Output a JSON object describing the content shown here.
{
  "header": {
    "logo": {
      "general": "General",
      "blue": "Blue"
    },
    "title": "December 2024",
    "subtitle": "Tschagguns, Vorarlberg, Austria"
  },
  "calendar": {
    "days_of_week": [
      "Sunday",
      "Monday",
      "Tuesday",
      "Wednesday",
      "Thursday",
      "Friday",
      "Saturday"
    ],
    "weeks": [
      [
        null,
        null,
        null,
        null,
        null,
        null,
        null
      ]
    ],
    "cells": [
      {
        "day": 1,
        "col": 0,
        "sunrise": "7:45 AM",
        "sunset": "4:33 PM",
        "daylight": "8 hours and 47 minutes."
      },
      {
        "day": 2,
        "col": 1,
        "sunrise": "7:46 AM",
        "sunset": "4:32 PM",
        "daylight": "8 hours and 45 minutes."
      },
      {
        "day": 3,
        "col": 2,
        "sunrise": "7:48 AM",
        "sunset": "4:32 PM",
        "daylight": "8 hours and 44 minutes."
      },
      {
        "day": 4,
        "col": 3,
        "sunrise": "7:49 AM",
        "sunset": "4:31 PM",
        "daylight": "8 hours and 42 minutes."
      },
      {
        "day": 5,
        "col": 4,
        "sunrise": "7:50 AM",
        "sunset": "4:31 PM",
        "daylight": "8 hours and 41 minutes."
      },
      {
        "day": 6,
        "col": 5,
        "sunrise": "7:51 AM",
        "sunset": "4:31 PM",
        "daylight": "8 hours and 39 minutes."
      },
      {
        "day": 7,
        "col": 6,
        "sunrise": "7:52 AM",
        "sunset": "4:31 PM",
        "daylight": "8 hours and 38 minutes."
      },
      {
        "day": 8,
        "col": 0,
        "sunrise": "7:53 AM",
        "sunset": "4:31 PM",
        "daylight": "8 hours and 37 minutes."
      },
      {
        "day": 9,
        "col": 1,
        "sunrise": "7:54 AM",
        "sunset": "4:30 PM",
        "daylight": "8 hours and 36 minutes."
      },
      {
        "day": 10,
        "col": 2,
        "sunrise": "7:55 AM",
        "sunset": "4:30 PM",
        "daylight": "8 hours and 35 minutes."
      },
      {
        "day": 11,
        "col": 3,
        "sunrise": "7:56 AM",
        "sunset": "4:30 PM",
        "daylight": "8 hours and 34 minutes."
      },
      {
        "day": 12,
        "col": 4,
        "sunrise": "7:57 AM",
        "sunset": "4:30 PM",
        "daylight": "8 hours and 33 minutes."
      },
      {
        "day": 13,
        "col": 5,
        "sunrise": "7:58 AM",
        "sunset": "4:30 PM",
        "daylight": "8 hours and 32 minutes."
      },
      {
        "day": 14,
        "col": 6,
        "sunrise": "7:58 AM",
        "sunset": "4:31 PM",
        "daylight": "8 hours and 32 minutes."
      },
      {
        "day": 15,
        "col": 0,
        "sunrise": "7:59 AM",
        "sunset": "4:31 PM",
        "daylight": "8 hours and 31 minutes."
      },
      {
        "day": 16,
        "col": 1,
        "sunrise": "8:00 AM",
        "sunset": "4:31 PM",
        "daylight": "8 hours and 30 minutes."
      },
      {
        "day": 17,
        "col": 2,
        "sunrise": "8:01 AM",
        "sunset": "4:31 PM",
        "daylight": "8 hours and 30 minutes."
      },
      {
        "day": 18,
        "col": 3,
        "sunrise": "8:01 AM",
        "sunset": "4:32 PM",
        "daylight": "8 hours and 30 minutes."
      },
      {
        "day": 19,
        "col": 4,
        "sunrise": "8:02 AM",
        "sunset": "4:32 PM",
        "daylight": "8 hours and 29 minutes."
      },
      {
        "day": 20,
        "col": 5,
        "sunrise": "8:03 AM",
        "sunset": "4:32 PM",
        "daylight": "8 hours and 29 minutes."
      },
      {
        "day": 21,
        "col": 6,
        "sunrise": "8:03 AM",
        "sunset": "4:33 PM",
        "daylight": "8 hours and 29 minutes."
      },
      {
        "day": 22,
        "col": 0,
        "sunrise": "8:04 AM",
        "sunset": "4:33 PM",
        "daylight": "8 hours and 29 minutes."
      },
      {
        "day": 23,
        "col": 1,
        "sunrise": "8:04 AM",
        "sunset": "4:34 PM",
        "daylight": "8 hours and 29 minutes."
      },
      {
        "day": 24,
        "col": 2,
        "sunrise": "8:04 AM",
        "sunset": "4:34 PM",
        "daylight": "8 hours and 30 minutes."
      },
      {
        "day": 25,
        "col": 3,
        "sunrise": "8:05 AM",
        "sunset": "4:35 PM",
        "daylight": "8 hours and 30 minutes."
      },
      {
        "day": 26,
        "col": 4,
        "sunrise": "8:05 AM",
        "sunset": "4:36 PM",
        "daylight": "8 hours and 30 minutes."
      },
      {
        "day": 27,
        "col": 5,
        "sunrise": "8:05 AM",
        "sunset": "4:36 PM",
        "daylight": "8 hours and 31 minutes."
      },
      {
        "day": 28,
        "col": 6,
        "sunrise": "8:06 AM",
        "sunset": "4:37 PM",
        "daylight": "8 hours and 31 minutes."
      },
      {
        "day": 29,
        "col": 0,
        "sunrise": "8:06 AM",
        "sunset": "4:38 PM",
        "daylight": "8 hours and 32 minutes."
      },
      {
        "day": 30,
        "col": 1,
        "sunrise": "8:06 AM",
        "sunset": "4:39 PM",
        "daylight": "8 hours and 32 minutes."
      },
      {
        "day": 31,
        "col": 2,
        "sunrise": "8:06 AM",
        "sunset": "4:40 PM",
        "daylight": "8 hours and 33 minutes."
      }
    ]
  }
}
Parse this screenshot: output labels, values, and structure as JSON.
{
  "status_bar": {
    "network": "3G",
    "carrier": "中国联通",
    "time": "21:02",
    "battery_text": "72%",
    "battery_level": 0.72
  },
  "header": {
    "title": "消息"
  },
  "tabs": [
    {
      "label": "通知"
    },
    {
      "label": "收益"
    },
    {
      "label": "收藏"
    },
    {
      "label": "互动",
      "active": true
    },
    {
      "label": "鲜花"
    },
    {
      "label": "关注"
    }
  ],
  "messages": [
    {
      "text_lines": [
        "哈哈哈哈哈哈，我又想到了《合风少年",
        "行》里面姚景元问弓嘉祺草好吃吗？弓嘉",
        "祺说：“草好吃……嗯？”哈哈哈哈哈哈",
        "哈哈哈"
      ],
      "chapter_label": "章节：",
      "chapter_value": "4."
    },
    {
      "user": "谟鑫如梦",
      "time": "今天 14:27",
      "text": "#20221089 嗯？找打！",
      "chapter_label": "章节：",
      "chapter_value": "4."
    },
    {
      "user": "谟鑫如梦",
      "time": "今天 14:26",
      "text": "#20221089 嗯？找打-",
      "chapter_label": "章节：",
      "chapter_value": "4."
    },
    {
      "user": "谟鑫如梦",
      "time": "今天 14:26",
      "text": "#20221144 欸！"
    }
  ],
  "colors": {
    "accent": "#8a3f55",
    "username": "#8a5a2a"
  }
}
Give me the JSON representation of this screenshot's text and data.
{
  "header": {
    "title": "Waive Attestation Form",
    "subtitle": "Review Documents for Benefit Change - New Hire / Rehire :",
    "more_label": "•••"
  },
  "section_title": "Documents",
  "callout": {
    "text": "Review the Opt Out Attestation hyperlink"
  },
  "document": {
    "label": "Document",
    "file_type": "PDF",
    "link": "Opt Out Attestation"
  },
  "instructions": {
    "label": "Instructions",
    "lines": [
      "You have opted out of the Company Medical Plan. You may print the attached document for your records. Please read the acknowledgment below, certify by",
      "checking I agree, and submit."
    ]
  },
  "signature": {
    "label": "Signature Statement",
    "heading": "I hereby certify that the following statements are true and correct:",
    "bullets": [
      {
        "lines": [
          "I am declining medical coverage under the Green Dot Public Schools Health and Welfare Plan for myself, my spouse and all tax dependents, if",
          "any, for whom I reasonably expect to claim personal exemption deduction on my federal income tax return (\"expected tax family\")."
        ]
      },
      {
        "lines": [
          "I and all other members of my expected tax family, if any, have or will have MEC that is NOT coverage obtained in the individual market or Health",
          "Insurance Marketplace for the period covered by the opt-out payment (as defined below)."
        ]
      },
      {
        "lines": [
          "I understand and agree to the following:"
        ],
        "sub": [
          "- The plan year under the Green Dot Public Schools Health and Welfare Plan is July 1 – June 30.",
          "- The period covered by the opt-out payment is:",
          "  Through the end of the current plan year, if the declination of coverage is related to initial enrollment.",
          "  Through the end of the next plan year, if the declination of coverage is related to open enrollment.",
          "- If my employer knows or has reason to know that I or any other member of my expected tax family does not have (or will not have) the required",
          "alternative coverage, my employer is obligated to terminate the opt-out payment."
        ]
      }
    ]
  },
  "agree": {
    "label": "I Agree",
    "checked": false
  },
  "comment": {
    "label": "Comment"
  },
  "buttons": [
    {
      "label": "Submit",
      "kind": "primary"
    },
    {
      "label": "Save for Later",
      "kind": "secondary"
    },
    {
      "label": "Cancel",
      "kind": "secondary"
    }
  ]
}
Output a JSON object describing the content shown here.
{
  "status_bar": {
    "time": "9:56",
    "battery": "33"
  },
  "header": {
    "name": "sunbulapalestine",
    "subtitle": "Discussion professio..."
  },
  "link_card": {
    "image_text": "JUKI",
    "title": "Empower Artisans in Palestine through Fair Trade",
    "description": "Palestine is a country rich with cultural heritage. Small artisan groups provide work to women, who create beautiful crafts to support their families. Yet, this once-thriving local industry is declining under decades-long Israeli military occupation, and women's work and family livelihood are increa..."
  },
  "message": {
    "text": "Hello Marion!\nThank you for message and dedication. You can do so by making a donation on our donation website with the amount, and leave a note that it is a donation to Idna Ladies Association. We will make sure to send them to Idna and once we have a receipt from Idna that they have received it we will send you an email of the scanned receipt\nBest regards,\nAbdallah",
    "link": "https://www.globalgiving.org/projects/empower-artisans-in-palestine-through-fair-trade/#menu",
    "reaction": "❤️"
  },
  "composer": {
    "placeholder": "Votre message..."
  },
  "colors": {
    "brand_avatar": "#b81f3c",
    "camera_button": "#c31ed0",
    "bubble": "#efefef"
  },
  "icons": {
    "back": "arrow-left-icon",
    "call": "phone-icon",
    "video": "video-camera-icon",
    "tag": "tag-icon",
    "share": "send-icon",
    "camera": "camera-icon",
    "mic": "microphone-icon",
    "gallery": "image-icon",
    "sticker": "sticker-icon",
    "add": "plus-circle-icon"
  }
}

◇ ◇ ◇ ◇

Work required –
From the data above, copy each line where the string "enrollment" appears.

Solution –
          "  Through the end of the current plan year, if the declination of coverage is related to initial enrollment.",
          "  Through the end of the next plan year, if the declination of coverage is related to open enrollment.",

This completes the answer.